(Document page records)
Content starts

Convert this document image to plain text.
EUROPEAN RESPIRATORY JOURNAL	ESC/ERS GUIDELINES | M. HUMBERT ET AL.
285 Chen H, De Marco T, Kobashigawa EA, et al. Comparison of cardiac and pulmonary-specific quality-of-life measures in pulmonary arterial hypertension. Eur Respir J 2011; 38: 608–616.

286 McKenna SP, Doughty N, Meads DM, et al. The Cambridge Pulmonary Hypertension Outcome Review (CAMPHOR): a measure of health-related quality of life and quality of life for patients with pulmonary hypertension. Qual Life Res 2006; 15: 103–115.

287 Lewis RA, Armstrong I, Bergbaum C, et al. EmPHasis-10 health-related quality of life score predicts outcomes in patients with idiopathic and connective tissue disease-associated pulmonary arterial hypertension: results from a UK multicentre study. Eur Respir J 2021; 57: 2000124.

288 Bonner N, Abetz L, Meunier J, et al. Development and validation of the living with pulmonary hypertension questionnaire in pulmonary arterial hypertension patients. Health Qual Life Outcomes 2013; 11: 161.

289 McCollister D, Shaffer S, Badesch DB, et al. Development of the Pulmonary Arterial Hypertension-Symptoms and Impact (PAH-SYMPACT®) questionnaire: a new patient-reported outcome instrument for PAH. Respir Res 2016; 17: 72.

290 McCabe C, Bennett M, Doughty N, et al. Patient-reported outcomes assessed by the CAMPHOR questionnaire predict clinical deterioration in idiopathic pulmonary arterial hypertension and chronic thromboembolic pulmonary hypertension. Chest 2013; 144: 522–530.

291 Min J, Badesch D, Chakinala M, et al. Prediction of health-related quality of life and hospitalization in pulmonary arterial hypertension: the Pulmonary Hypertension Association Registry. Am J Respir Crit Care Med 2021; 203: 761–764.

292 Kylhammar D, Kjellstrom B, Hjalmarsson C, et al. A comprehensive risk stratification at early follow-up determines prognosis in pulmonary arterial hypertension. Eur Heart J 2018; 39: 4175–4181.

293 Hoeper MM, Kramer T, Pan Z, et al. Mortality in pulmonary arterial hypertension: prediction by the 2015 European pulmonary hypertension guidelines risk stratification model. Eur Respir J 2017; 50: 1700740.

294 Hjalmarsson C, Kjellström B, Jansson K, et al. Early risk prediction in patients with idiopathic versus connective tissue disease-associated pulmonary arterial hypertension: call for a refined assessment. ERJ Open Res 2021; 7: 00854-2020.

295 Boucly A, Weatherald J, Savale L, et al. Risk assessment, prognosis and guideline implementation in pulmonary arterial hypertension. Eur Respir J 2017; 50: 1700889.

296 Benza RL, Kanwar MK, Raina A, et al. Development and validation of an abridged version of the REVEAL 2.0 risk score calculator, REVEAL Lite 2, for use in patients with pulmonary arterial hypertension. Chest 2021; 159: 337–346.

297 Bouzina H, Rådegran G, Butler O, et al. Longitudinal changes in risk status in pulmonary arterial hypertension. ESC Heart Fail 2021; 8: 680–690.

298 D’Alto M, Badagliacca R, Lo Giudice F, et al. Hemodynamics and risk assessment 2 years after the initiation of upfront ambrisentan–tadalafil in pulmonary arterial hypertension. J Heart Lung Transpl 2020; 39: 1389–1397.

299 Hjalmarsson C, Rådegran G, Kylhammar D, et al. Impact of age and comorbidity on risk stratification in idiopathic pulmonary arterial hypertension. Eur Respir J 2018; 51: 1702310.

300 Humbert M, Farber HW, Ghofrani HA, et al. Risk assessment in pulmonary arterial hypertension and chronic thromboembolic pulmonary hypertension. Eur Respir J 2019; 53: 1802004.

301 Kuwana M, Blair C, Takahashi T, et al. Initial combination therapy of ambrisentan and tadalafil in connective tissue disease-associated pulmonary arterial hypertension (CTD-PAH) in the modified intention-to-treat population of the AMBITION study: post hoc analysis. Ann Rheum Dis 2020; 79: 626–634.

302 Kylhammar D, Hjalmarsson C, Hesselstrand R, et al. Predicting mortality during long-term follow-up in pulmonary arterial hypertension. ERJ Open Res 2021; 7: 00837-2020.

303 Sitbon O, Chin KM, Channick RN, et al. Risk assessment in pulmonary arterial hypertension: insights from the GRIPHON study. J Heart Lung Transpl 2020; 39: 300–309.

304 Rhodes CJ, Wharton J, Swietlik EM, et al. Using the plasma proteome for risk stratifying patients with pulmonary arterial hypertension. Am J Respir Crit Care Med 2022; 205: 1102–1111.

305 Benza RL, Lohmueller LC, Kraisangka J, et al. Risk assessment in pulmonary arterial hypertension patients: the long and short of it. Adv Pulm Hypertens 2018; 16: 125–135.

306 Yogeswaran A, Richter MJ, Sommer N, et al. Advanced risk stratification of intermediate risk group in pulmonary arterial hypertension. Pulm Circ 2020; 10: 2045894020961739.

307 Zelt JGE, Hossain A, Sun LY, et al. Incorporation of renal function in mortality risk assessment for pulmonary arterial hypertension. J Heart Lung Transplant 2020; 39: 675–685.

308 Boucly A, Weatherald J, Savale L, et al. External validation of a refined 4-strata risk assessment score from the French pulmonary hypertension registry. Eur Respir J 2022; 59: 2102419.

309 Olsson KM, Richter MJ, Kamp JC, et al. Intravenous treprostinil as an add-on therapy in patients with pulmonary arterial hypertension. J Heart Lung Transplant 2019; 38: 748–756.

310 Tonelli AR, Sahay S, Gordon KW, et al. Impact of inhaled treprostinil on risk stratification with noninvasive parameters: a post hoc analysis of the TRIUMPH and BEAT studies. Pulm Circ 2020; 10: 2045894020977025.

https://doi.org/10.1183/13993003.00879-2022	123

Content ends

_Task to carry out_
What the answer needs is every line from the data above with "Boucly" in it.

_Solution to this exercise_
295 Boucly A, Weatherald J, Savale L, et al. Risk assessment, prognosis and guideline implementation in pulmonary arterial hypertension. Eur Respir J 2017; 50: 1700889.
308 Boucly A, Weatherald J, Savale L, et al. External validation of a refined 4-strata risk assessment score from the French pulmonary hypertension registry. Eur Respir J 2022; 59: 2102419.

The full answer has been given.